#### [TU TAREA]
Según la sección del documento, ¿por qué se especializó en trabajar con globos quien narra? Responde en una oración, por favor.

Me especialicé en trabajar con globos porque fue lo primero que aprendí y lo que nadie quería hacer. “Esta es la mía, me dije. Si nadie quiere hacer globos, yo lo voy a hacer”. Yo mismo me empecé a vender como Tomate, el hombre globo, el experto en globos, el especialista en globos. Se puede decir que logro el reconocimiento gracias al elemento que utilizo.

Era un elemento que los artistas tenían casi olvidado. No existen muchos espectáculos con globos. Yo aprendí sobre malabares, trabajo con fuego y así con varias cosas. Pero, en un momento, uno debe ser coherente. No puedes hacer todo a la vez y hacerlo bien. Hay gente que puede manejar todo a la vez, es gente superdotada. Yo no soy de esos. Soy de los que prefiere seguir un caminito, sin mezclar todo. Este espectáculo tiene que ver con los globos. Un payaso que juega con los globos. Me parece que la falta de coherencia atenta con la claridad del mensaje y del espectáculo y termina siendo un híbrido. Y fíjate qué sabia es la naturaleza: el maíz hibrido es muy lindo, pero no se reproduce. Lo mismo sucede con los espectáculos híbridos. No se reproducen, no dejan descendencia. Tienes que ser coherente. El que mucho abarca, poco aprieta. Es tan amplio el horizonte de técnicas y formas para la inspiración que debes centrarte en un camino donde para el espectador sea claro lo que le vas a mostrar. Si el espectáculo es coherente, el espectador lo acepta. Entra en el juego que propones y lo disfruta.

#### [REGISTROS PROPORCIONADOS]
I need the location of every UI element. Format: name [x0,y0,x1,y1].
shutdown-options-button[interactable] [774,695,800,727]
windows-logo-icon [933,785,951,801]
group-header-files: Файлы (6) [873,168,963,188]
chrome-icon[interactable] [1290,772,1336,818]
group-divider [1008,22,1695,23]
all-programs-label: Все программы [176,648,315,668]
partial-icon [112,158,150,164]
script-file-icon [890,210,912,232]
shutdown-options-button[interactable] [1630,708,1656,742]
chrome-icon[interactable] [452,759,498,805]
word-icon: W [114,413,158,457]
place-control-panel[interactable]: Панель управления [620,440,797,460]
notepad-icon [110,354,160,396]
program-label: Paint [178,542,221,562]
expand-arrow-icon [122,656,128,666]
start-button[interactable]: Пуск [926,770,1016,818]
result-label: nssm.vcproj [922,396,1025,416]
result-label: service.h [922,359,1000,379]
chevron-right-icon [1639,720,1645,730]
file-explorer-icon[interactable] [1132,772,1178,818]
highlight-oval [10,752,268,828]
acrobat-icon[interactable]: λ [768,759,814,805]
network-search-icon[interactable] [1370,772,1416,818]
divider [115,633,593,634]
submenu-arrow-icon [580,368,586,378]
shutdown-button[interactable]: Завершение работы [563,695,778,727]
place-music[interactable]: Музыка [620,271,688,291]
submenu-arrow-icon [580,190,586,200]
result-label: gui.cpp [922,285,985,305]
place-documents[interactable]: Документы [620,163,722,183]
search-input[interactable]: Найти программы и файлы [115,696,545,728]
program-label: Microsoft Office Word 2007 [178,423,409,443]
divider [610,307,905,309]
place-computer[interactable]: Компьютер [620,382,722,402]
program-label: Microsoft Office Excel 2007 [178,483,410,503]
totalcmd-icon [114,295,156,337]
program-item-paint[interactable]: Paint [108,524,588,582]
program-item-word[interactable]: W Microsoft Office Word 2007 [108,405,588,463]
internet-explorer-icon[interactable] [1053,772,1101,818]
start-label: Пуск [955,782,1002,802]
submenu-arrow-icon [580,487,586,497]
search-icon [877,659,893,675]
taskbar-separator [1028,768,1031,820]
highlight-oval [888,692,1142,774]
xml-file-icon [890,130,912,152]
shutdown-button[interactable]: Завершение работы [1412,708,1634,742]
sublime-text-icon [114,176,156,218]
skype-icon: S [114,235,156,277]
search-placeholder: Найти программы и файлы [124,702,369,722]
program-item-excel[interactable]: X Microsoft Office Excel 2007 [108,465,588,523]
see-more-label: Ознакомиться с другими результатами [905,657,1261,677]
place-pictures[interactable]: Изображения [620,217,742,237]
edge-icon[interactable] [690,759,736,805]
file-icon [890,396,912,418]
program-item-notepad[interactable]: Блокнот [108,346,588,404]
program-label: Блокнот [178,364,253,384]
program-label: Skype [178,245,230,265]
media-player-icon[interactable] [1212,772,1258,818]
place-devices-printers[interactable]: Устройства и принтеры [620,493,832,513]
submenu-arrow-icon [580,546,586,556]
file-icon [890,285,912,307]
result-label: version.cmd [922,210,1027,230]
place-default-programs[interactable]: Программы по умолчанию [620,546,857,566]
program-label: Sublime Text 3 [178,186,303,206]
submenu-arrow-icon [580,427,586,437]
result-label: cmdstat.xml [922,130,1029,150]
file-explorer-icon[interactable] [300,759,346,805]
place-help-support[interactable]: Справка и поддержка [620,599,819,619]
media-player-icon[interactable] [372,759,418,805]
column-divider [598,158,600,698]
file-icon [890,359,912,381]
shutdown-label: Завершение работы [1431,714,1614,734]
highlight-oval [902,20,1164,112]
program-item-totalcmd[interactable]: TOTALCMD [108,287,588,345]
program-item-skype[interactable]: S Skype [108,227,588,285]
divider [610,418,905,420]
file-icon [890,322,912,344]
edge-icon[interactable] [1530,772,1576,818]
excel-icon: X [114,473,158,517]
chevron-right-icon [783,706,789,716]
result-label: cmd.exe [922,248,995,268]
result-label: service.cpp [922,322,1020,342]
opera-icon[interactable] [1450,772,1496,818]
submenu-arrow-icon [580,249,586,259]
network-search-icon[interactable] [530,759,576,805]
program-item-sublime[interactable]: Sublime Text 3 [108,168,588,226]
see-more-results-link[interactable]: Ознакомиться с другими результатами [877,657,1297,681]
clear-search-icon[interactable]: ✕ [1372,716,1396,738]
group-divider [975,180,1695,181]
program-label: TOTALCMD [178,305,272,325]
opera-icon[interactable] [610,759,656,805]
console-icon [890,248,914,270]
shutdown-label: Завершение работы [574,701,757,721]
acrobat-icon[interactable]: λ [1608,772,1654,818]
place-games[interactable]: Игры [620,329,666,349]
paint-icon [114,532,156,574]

#### [RESULTADO OBTENIDO]
Porque los globos fueron lo primero que aprendió y era lo que nadie quería hacer.